▸ **GIVEN REQUEST**: Leave the pictures out, and retype all of the material exactly as written.

-- Start EXTRACTED ENTRIES --

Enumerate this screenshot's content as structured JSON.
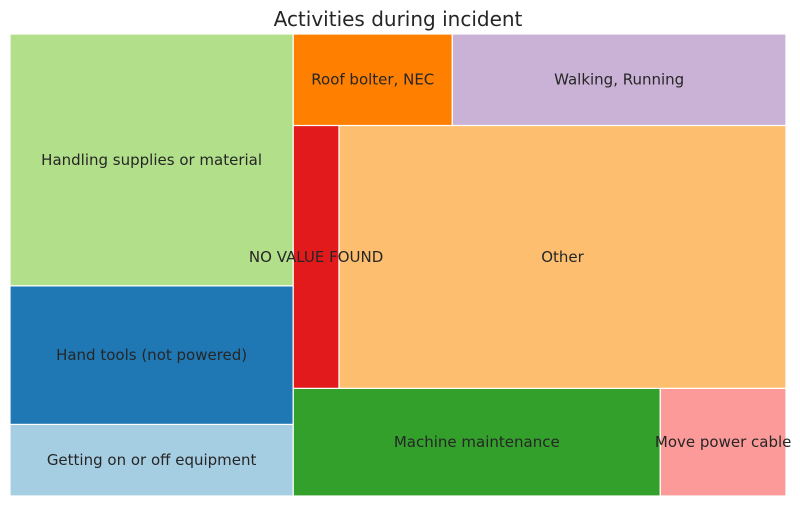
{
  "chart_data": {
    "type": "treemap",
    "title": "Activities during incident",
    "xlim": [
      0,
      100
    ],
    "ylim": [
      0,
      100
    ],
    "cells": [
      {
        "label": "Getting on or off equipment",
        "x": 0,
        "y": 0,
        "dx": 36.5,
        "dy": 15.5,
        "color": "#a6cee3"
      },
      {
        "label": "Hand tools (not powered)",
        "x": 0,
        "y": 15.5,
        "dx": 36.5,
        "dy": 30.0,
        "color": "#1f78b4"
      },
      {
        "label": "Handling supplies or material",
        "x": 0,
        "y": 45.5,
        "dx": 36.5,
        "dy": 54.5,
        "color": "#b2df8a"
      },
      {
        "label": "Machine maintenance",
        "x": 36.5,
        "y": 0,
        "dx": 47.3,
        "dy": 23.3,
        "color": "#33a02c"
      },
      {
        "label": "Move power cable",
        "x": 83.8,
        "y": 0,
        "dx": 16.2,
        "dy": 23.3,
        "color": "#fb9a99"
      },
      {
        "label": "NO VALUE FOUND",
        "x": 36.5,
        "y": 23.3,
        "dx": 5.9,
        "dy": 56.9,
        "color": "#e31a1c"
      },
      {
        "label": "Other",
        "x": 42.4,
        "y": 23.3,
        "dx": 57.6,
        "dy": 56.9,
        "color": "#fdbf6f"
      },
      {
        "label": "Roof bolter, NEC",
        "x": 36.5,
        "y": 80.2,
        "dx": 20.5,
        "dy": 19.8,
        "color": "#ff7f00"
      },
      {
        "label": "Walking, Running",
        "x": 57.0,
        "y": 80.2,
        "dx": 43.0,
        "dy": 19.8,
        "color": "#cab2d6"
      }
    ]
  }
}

-- End EXTRACTED ENTRIES --

▸ **ANSWER TO THE TASK**:
Enumerate this screenshot's content as structured JSON.
{
  "chart_data": {
    "type": "treemap",
    "title": "Activities during incident",
    "xlim": [
      0,
      100
    ],
    "ylim": [
      0,
      100
    ],
    "cells": [
      {
        "label": "Getting on or off equipment",
        "x": 0,
        "y": 0,
        "dx": 36.5,
        "dy": 15.5,
        "color": "#a6cee3"
      },
      {
        "label": "Hand tools (not powered)",
        "x": 0,
        "y": 15.5,
        "dx": 36.5,
        "dy": 30.0,
        "color": "#1f78b4"
      },
      {
        "label": "Handling supplies or material",
        "x": 0,
        "y": 45.5,
        "dx": 36.5,
        "dy": 54.5,
        "color": "#b2df8a"
      },
      {
        "label": "Machine maintenance",
        "x": 36.5,
        "y": 0,
        "dx": 47.3,
        "dy": 23.3,
        "color": "#33a02c"
      },
      {
        "label": "Move power cable",
        "x": 83.8,
        "y": 0,
        "dx": 16.2,
        "dy": 23.3,
        "color": "#fb9a99"
      },
      {
        "label": "NO VALUE FOUND",
        "x": 36.5,
        "y": 23.3,
        "dx": 5.9,
        "dy": 56.9,
        "color": "#e31a1c"
      },
      {
        "label": "Other",
        "x": 42.4,
        "y": 23.3,
        "dx": 57.6,
        "dy": 56.9,
        "color": "#fdbf6f"
      },
      {
        "label": "Roof bolter, NEC",
        "x": 36.5,
        "y": 80.2,
        "dx": 20.5,
        "dy": 19.8,
        "color": "#ff7f00"
      },
      {
        "label": "Walking, Running",
        "x": 57.0,
        "y": 80.2,
        "dx": 43.0,
        "dy": 19.8,
        "color": "#cab2d6"
      }
    ]
  }
}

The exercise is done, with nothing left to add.